◆ **Problem statement**
Wherever "Service" appears in a line, copy that line.

◆ **Supplied data**
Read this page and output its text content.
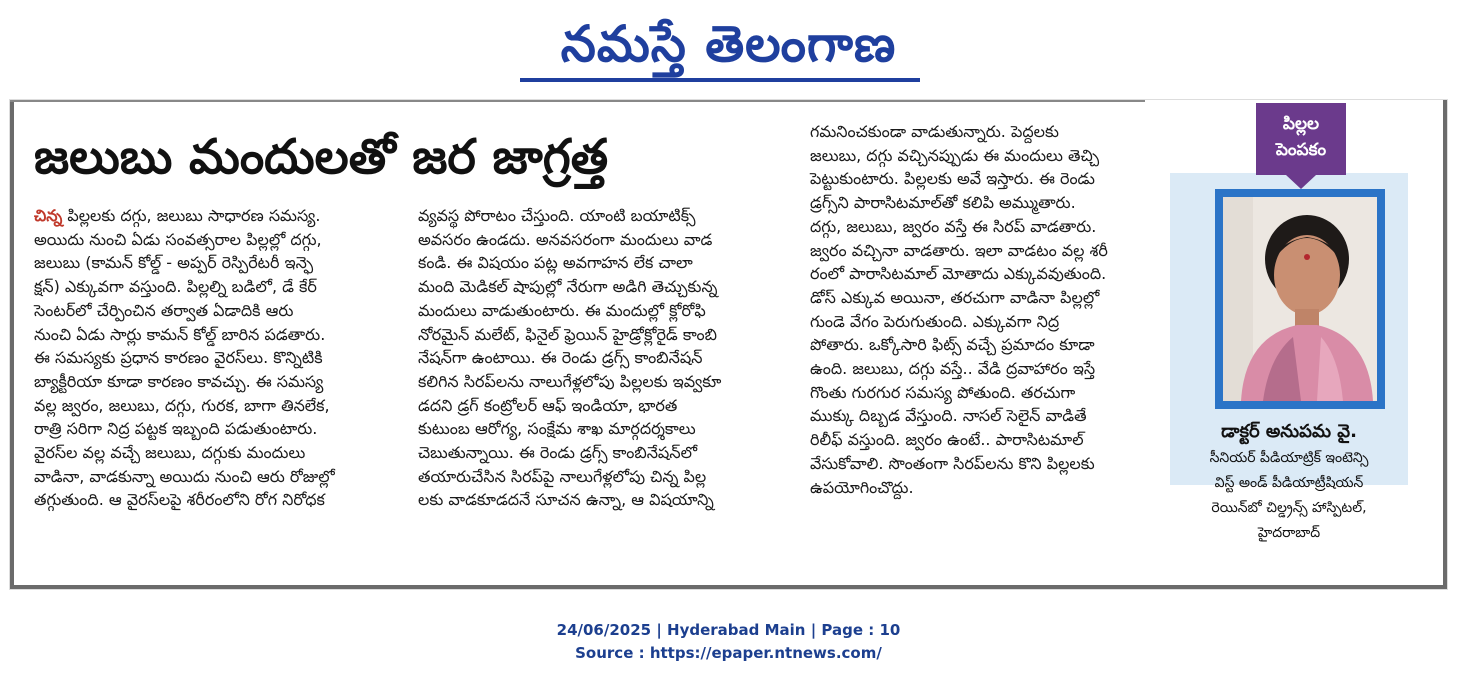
నమస్తే తెలంగాణ
జలుబు మందులతో జర జాగ్రత్త

చిన్న పిల్లలకు దగ్గు, జలుబు సాధారణ సమస్య.

అయిదు నుంచి ఏడు సంవత్సరాల పిల్లల్లో దగ్గు,

జలుబు (కామన్ కోల్డ్ - అప్పర్ రెస్పిరేటరీ ఇన్ఫె

క్షన్) ఎక్కువగా వస్తుంది. పిల్లల్ని బడిలో, డే కేర్

సెంటర్‌లో చేర్పించిన తర్వాత ఏడాదికి ఆరు

నుంచి ఏడు సార్లు కామన్ కోల్డ్ బారిన పడతారు.

ఈ సమస్యకు ప్రధాన కారణం వైరస్‌లు. కొన్నిటికి

బ్యాక్టీరియా కూడా కారణం కావచ్చు. ఈ సమస్య

వల్ల జ్వరం, జలుబు, దగ్గు, గురక, బాగా తినలేక,

రాత్రి సరిగా నిద్ర పట్టక ఇబ్బంది పడుతుంటారు.

వైరస్‌ల వల్ల వచ్చే జలుబు, దగ్గుకు మందులు

వాడినా, వాడకున్నా అయిదు నుంచి ఆరు రోజుల్లో

తగ్గుతుంది. ఆ వైరస్‌లపై శరీరంలోని రోగ నిరోధక

వ్యవస్థ పోరాటం చేస్తుంది. యాంటి బయాటిక్స్

అవసరం ఉండదు. అనవసరంగా మందులు వాడ

కండి. ఈ విషయం పట్ల అవగాహన లేక చాలా

మంది మెడికల్ షాపుల్లో నేరుగా అడిగి తెచ్చుకున్న

మందులు వాడుతుంటారు. ఈ మందుల్లో క్లోరోఫి

నోరమైన్ మలేట్, ఫినైల్ ఫ్రెయిన్ హైడ్రోక్లోరైడ్ కాంబి

నేషన్‌గా ఉంటాయి. ఈ రెండు డ్రగ్స్ కాంబినేషన్

కలిగిన సిరప్‌లను నాలుగేళ్లలోపు పిల్లలకు ఇవ్వకూ

డదని డ్రగ్ కంట్రోలర్ ఆఫ్ ఇండియా, భారత

కుటుంబ ఆరోగ్య, సంక్షేమ శాఖ మార్గదర్శకాలు

చెబుతున్నాయి. ఈ రెండు డ్రగ్స్ కాంబినేషన్‌లో

తయారుచేసిన సిరప్‌పై నాలుగేళ్లలోపు చిన్న పిల్ల

లకు వాడకూడదనే సూచన ఉన్నా, ఆ విషయాన్ని

గమనించకుండా వాడుతున్నారు. పెద్దలకు

జలుబు, దగ్గు వచ్చినప్పుడు ఈ మందులు తెచ్చి

పెట్టుకుంటారు. పిల్లలకు అవే ఇస్తారు. ఈ రెండు

డ్రగ్స్‌ని పారాసిటమాల్‌తో కలిపి అమ్ముతారు.

దగ్గు, జలుబు, జ్వరం వస్తే ఈ సిరప్ వాడతారు.

జ్వరం వచ్చినా వాడతారు. ఇలా వాడటం వల్ల శరీ

రంలో పారాసిటమాల్ మోతాదు ఎక్కువవుతుంది.

డోస్ ఎక్కువ అయినా, తరచుగా వాడినా పిల్లల్లో

గుండె వేగం పెరుగుతుంది. ఎక్కువగా నిద్ర

పోతారు. ఒక్కోసారి ఫిట్స్ వచ్చే ప్రమాదం కూడా

ఉంది. జలుబు, దగ్గు వస్తే.. వేడి ద్రవాహారం ఇస్తే

గొంతు గురగుర సమస్య పోతుంది. తరచుగా

ముక్కు దిబ్బడ వేస్తుంది. నాసల్ సెలైన్ వాడితే

రిలీఫ్ వస్తుంది. జ్వరం ఉంటే.. పారాసిటమాల్

వేసుకోవాలి. సొంతంగా సిరప్‌లను కొని పిల్లలకు

ఉపయోగించొద్దు.

పిల్లల
పెంపకం
డాక్టర్ అనుపమ వై.
సీనియర్ పీడియాట్రిక్ ఇంటెన్సి
విస్ట్ అండ్ పీడియాట్రీషియన్
రెయిన్‌బో చిల్డ్రన్స్ హాస్పిటల్,
హైదరాబాద్
24/06/2025 | Hyderabad Main | Page : 10
Source : https://epaper.ntnews.com/
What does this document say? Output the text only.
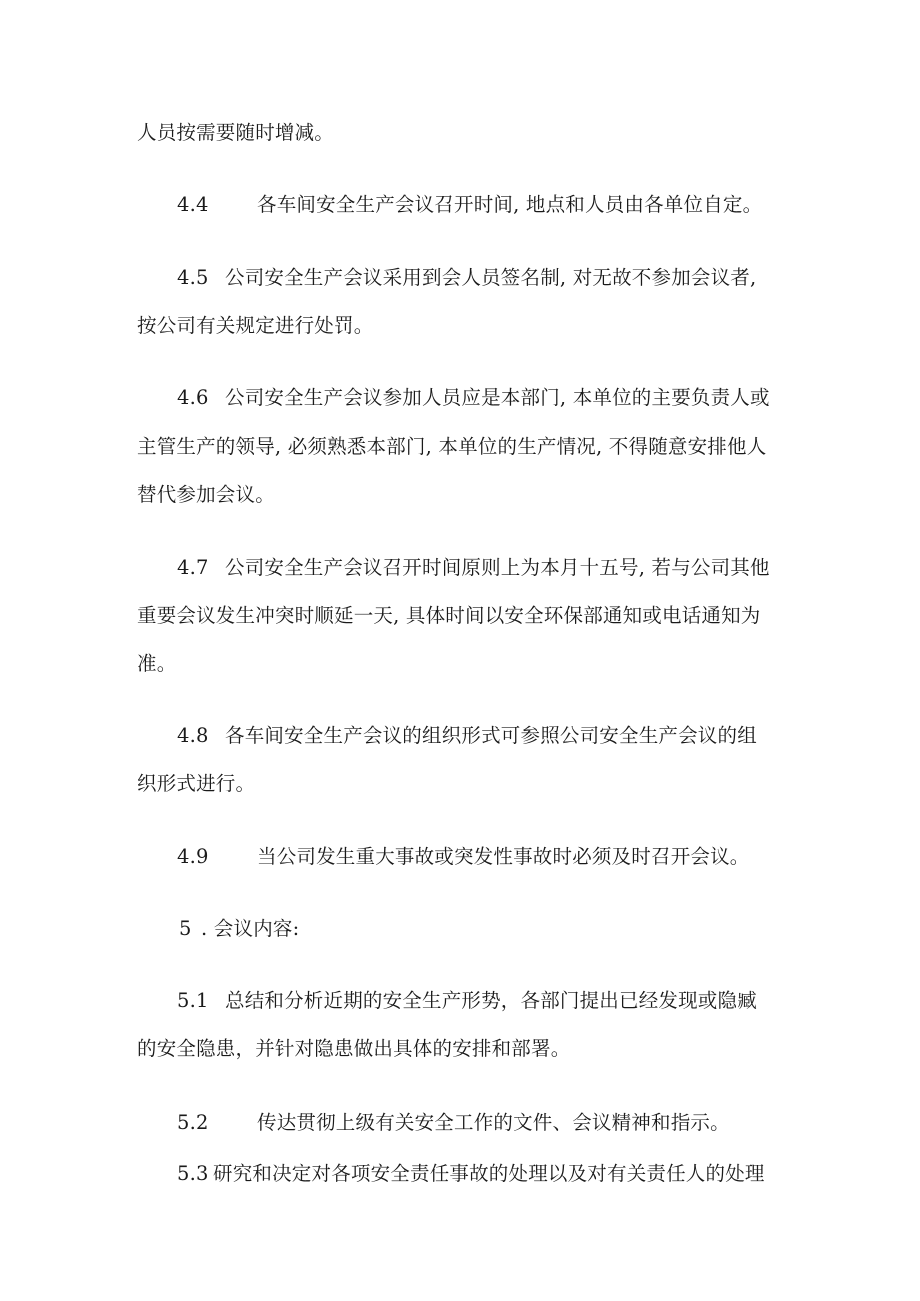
人员按需要随时增减。
4.4 各车间安全生产会议召开时间, 地点和人员由各单位自定。
4.5 公司安全生产会议采用到会人员签名制, 对无故不参加会议者,
按公司有关规定进行处罚。
4.6 公司安全生产会议参加人员应是本部门, 本单位的主要负责人或
主管生产的领导, 必须熟悉本部门, 本单位的生产情况, 不得随意安排他人
替代参加会议。
4.7 公司安全生产会议召开时间原则上为本月十五号, 若与公司其他
重要会议发生冲突时顺延一天, 具体时间以安全环保部通知或电话通知为
准。
4.8 各车间安全生产会议的组织形式可参照公司安全生产会议的组
织形式进行。
4.9 当公司发生重大事故或突发性事故时必须及时召开会议。
5 . 会议内容:
5.1 总结和分析近期的安全生产形势，各部门提出已经发现或隐臧
的安全隐患，并针对隐患做出具体的安排和部署。
5.2 传达贯彻上级有关安全工作的文件、会议精神和指示。
5.3 研究和决定对各项安全责任事故的处理以及对有关责任人的处理
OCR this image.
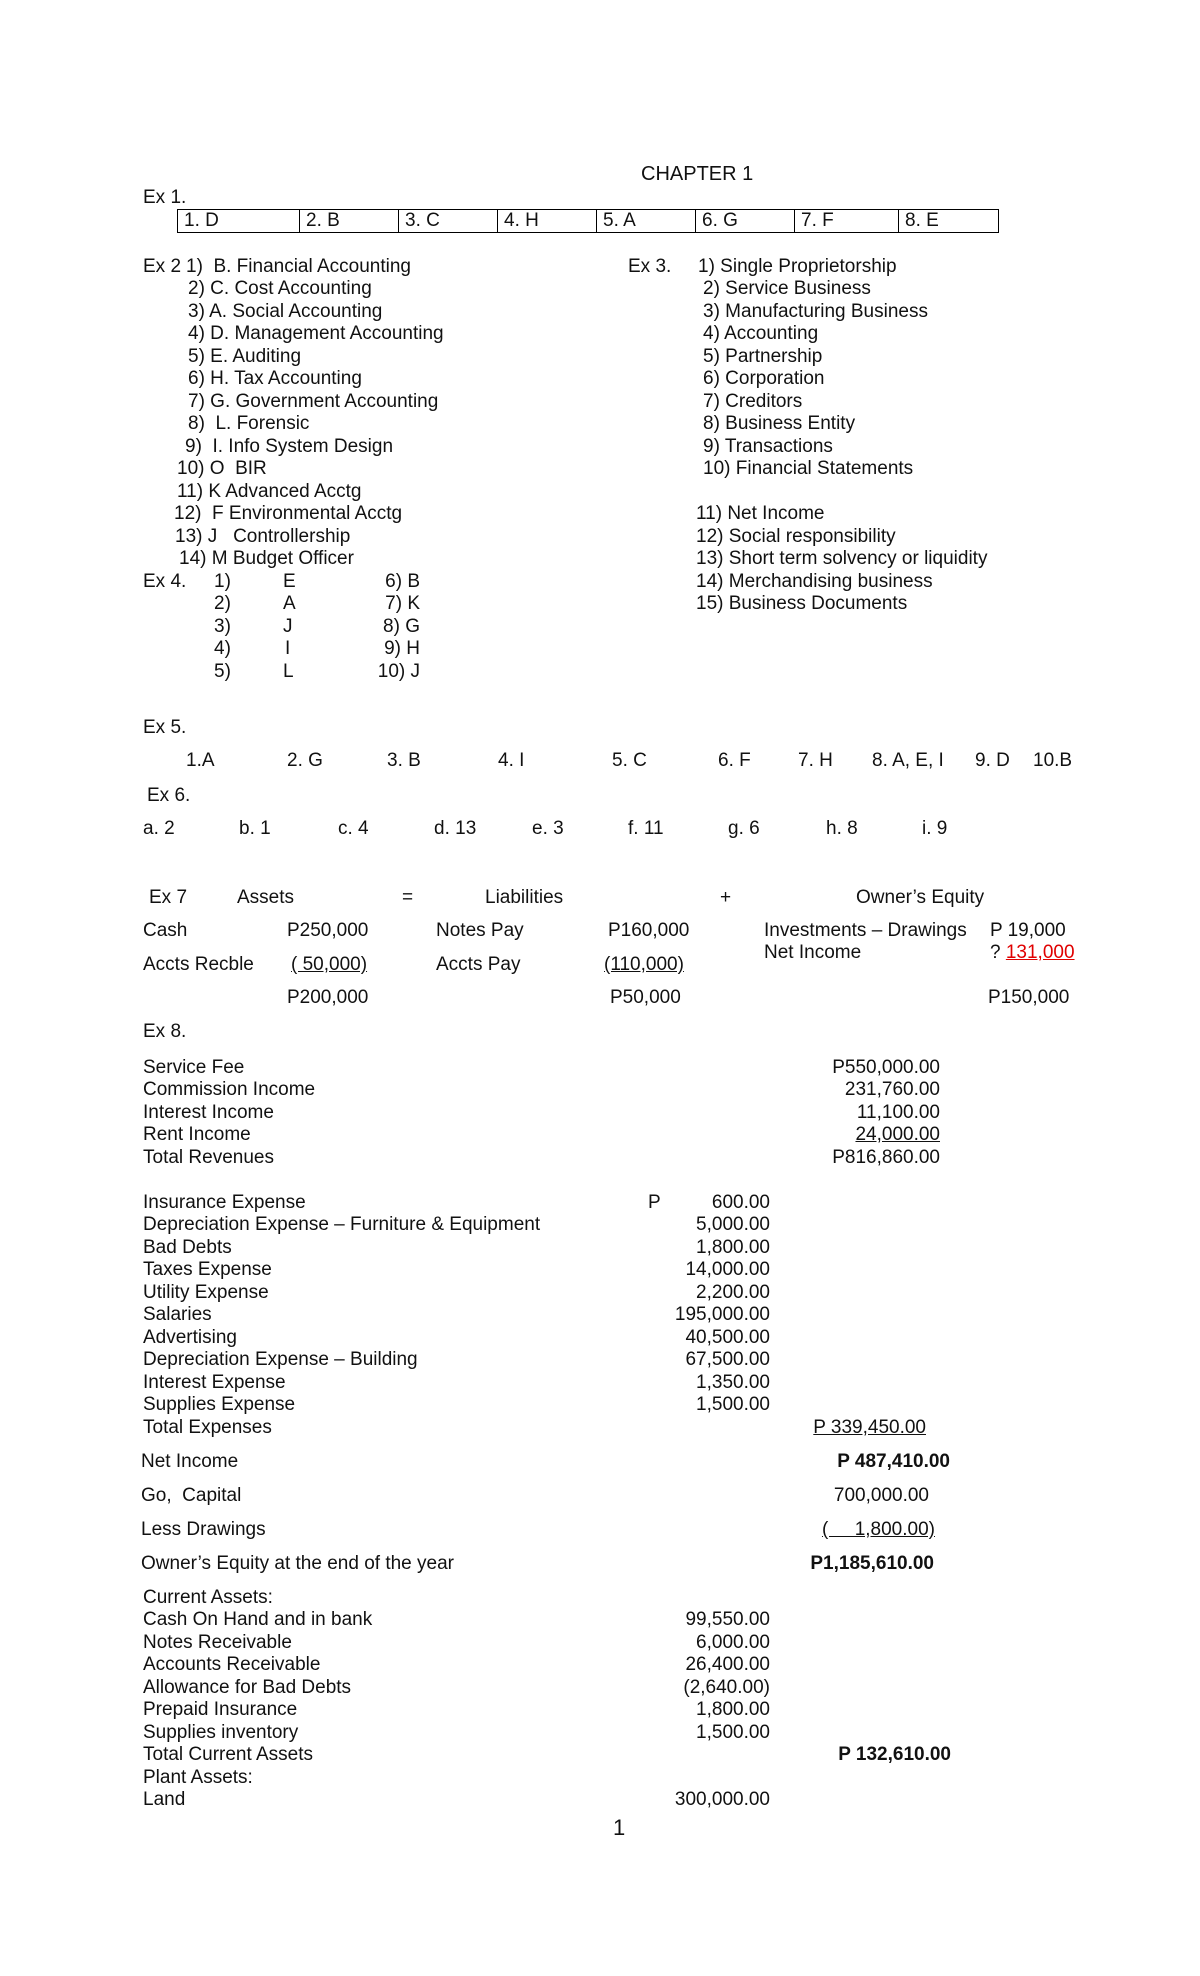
CHAPTER 1
Ex 1.
1. D	2. B	3. C	4. H	5. A	6. G	7. F	8. E
Ex 2 1)  B. Financial Accounting
2) C. Cost Accounting
3) A. Social Accounting
4) D. Management Accounting
5) E. Auditing
6) H. Tax Accounting
7) G. Government Accounting
8)  L. Forensic
9)  I. Info System Design
10) O  BIR
11) K Advanced Acctg
12)  F Environmental Acctg
13) J   Controllership
14) M Budget Officer
Ex 3. 1) Single Proprietorship
2) Service Business
3) Manufacturing Business
4) Accounting
5) Partnership
6) Corporation
7) Creditors
8) Business Entity
9) Transactions
10) Financial Statements
11) Net Income
12) Social responsibility
13) Short term solvency or liquidity
14) Merchandising business
15) Business Documents
Ex 4. 1)	E	6) B
2)	A	7) K
3)	J	8) G
4)	I	9) H
5)	L	10) J
Ex 5.
1.A	2. G	3. B	4. I	5. C	6. F 7. H 8. A, E, I 9. D 10.B
Ex 6.
a. 2	b. 1	c. 4	d. 13	e. 3	f. 11	g. 6	h. 8	i. 9
Ex 7	Assets	=	Liabilities	+	Owner’s Equity
Cash	P250,000	Notes Pay	P160,000	Investments – Drawings P 19,000
Net Income	? 131,000
Accts Recble ( 50,000)	Accts Pay	(110,000)
P200,000	P50,000	P150,000
Ex 8.
Service Fee	P550,000.00
Commission Income	231,760.00
Interest Income	11,100.00
Rent Income	24,000.00
Total Revenues	P816,860.00
P
Insurance Expense	600.00
Depreciation Expense – Furniture & Equipment	5,000.00
Bad Debts	1,800.00
Taxes Expense	14,000.00
Utility Expense	2,200.00
Salaries	195,000.00
Advertising	40,500.00
Depreciation Expense – Building	67,500.00
Interest Expense	1,350.00
Supplies Expense	1,500.00
Total Expenses	P 339,450.00
Net Income	P 487,410.00
Go,  Capital	700,000.00
Less Drawings	(     1,800.00)
Owner’s Equity at the end of the year	P1,185,610.00
Current Assets:
Cash On Hand and in bank	99,550.00
Notes Receivable	6,000.00
Accounts Receivable	26,400.00
Allowance for Bad Debts	(2,640.00)
Prepaid Insurance	1,800.00
Supplies inventory	1,500.00
Total Current Assets	P 132,610.00
Plant Assets:
Land	300,000.00
1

◆ **Response to the exercise**
2) Service Business
Service Fee	P550,000.00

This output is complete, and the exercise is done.